- Article -
####
# A/C Leak



## ukrkoz (Dec 31, 2010)

cheers. have shop do it. you can start tossing money at it, buying dye etc, then you'll have to replace parts, which means - evacuate system and fully recharge anyway. might as well gid id done right from the get go.


----------



## polarzak (Dec 1, 2008)

Personally, I would throw a can of leak detector in it and if the leak is found, fix it, as I have an evacuation pump and the gauges for refilling. Unless you have a pump and gauges, you probably should do as ukrkoz says, and take it to a shop. Be prepared to pay more than $150 though.


----------



## D-rock (May 23, 2011)

If it is leaking that fast then you should be able to see some wet area along one of the pipe joints or on the condenser itself. replace leaking part then take to shop to have a/c system vacuum and charged. If blowing warm then not to much is left in the system, just remove leaking part slowly to keep from allowing anything left in it to spray on you. Good luck


----------



## silver_flash (Sep 28, 2012)
####
- Items -
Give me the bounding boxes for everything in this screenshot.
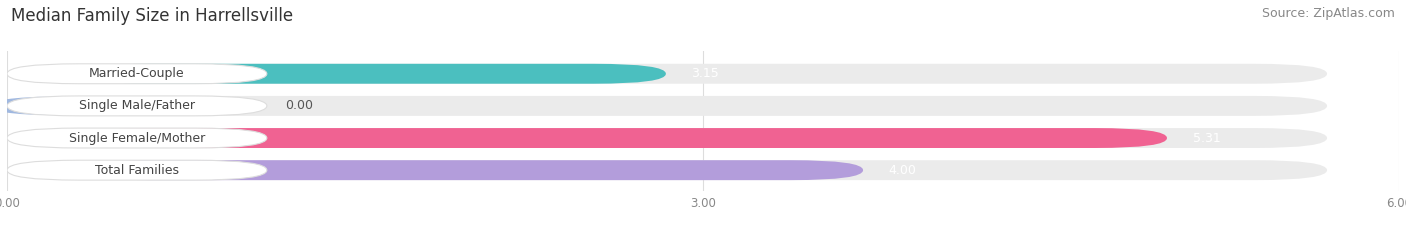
FancyBboxPatch shape [79, 64, 666, 84]
Text: Single Male/Father: Single Male/Father [79, 99, 195, 112]
Text: 3.15: 3.15 [692, 67, 720, 80]
Circle shape [0, 97, 111, 114]
Text: Median Family Size in Harrellsville: Median Family Size in Harrellsville [11, 7, 294, 25]
Text: 4.00: 4.00 [889, 164, 917, 177]
Text: Total Families: Total Families [96, 164, 179, 177]
FancyBboxPatch shape [79, 160, 1327, 180]
FancyBboxPatch shape [79, 96, 1327, 116]
FancyBboxPatch shape [79, 128, 1167, 148]
Text: Single Female/Mother: Single Female/Mother [69, 132, 205, 144]
FancyBboxPatch shape [7, 128, 267, 148]
FancyBboxPatch shape [79, 64, 1327, 84]
Text: 5.31: 5.31 [1192, 132, 1220, 144]
FancyBboxPatch shape [79, 128, 1327, 148]
FancyBboxPatch shape [7, 160, 267, 180]
FancyBboxPatch shape [7, 96, 267, 116]
Text: Married-Couple: Married-Couple [89, 67, 184, 80]
FancyBboxPatch shape [7, 64, 267, 84]
Text: 0.00: 0.00 [285, 99, 314, 112]
FancyBboxPatch shape [79, 160, 863, 180]
Text: Source: ZipAtlas.com: Source: ZipAtlas.com [1261, 7, 1395, 20]
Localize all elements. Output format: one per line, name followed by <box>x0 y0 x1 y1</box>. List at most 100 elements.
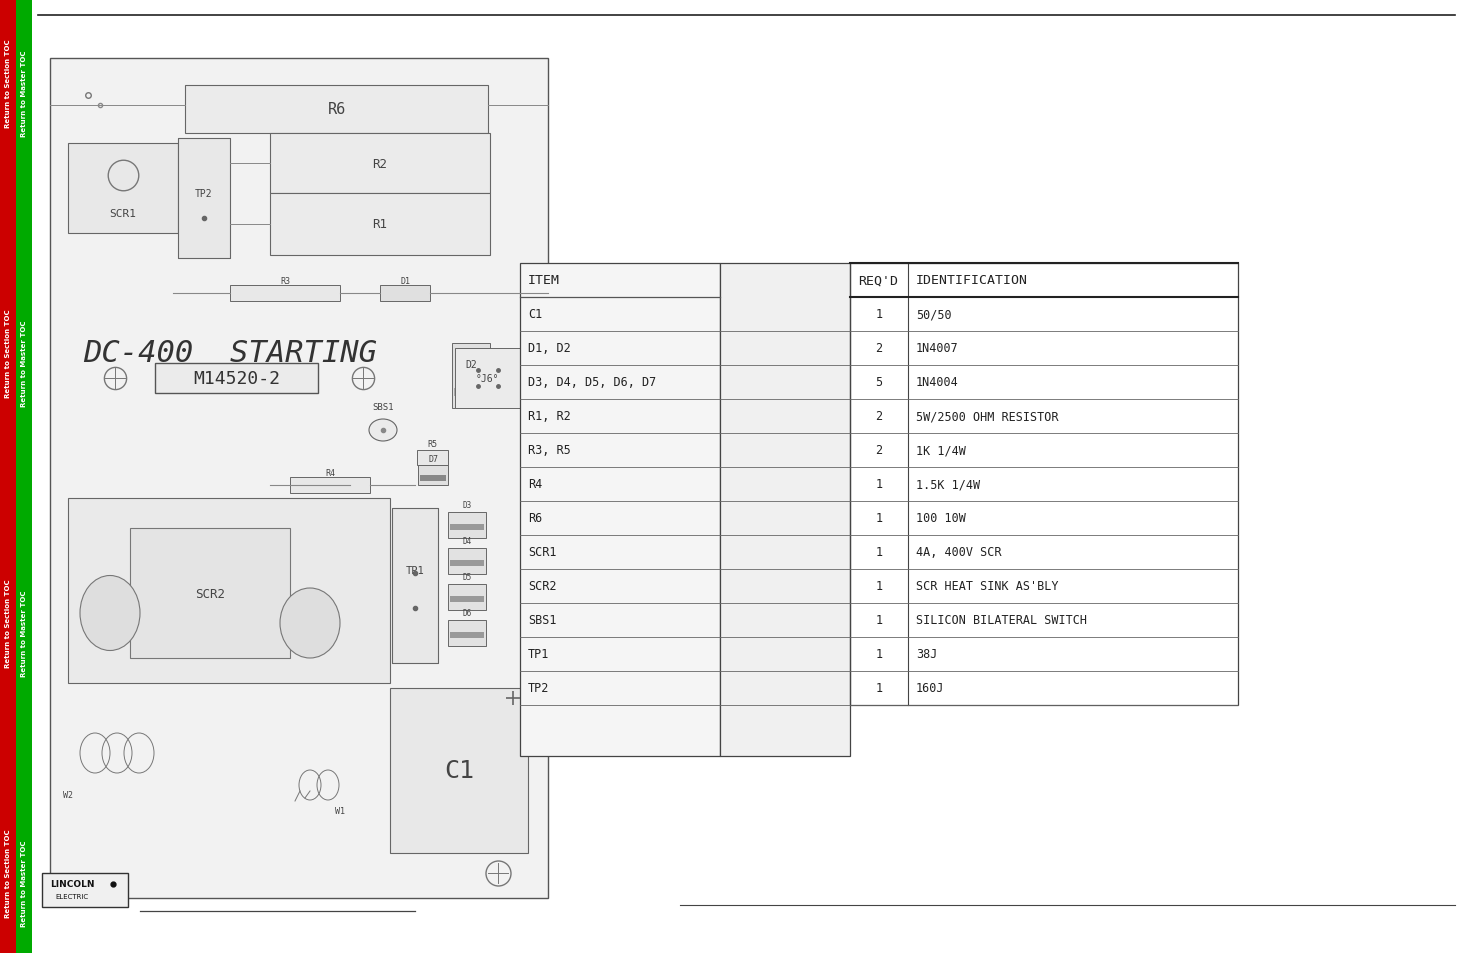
####
- Required task -
Can you transcribe the entire A/C leak thread word for word, from its title through the last line? You won't need the records for this.

- Written answer -
# A/C Leak



## ukrkoz (Dec 31, 2010)

cheers. have shop do it. you can start tossing money at it, buying dye etc, then you'll have to replace parts, which means - evacuate system and fully recharge anyway. might as well gid id done right from the get go.


----------



## polarzak (Dec 1, 2008)

Personally, I would throw a can of leak detector in it and if the leak is found, fix it, as I have an evacuation pump and the gauges for refilling. Unless you have a pump and gauges, you probably should do as ukrkoz says, and take it to a shop. Be prepared to pay more than $150 though.


----------



## D-rock (May 23, 2011)

If it is leaking that fast then you should be able to see some wet area along one of the pipe joints or on the condenser itself. replace leaking part then take to shop to have a/c system vacuum and charged. If blowing warm then not to much is left in the system, just remove leaking part slowly to keep from allowing anything left in it to spray on you. Good luck


----------



## silver_flash (Sep 28, 2012)